# Data shown:
##############################
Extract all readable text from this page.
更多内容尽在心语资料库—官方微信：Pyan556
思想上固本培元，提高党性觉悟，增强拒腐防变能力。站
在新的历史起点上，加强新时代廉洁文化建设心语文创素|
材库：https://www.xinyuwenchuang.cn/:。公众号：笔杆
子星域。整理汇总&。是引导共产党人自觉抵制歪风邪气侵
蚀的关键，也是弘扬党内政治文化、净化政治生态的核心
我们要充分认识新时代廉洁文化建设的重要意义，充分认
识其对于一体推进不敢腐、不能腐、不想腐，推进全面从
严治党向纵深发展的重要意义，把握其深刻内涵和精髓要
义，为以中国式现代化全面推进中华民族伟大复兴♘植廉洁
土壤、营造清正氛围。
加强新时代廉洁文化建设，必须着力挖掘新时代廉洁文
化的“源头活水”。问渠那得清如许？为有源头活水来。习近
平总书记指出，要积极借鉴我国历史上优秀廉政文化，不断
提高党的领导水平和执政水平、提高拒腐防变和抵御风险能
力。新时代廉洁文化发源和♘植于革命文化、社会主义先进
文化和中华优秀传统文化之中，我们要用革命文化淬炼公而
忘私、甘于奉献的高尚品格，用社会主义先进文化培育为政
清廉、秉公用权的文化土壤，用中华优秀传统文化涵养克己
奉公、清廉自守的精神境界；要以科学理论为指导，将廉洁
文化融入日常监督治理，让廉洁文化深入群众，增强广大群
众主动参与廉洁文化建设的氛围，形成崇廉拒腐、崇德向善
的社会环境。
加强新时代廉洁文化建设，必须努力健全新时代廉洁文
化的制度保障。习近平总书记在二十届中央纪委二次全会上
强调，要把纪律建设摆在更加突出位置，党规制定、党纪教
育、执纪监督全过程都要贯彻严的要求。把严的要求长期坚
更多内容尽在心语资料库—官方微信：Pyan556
##############################
# What needs to be done:
Everything in the listing above should be restated exactly.

# Result of the task:
Extract all readable text from this page.
更多内容尽在心语资料库—官方微信：Pyan556
思想上固本培元，提高党性觉悟，增强拒腐防变能力。站
在新的历史起点上，加强新时代廉洁文化建设心语文创素|
材库：https://www.xinyuwenchuang.cn/:。公众号：笔杆
子星域。整理汇总&。是引导共产党人自觉抵制歪风邪气侵
蚀的关键，也是弘扬党内政治文化、净化政治生态的核心
我们要充分认识新时代廉洁文化建设的重要意义，充分认
识其对于一体推进不敢腐、不能腐、不想腐，推进全面从
严治党向纵深发展的重要意义，把握其深刻内涵和精髓要
义，为以中国式现代化全面推进中华民族伟大复兴♘植廉洁
土壤、营造清正氛围。
加强新时代廉洁文化建设，必须着力挖掘新时代廉洁文
化的“源头活水”。问渠那得清如许？为有源头活水来。习近
平总书记指出，要积极借鉴我国历史上优秀廉政文化，不断
提高党的领导水平和执政水平、提高拒腐防变和抵御风险能
力。新时代廉洁文化发源和♘植于革命文化、社会主义先进
文化和中华优秀传统文化之中，我们要用革命文化淬炼公而
忘私、甘于奉献的高尚品格，用社会主义先进文化培育为政
清廉、秉公用权的文化土壤，用中华优秀传统文化涵养克己
奉公、清廉自守的精神境界；要以科学理论为指导，将廉洁
文化融入日常监督治理，让廉洁文化深入群众，增强广大群
众主动参与廉洁文化建设的氛围，形成崇廉拒腐、崇德向善
的社会环境。
加强新时代廉洁文化建设，必须努力健全新时代廉洁文
化的制度保障。习近平总书记在二十届中央纪委二次全会上
强调，要把纪律建设摆在更加突出位置，党规制定、党纪教
育、执纪监督全过程都要贯彻严的要求。把严的要求长期坚
更多内容尽在心语资料库—官方微信：Pyan556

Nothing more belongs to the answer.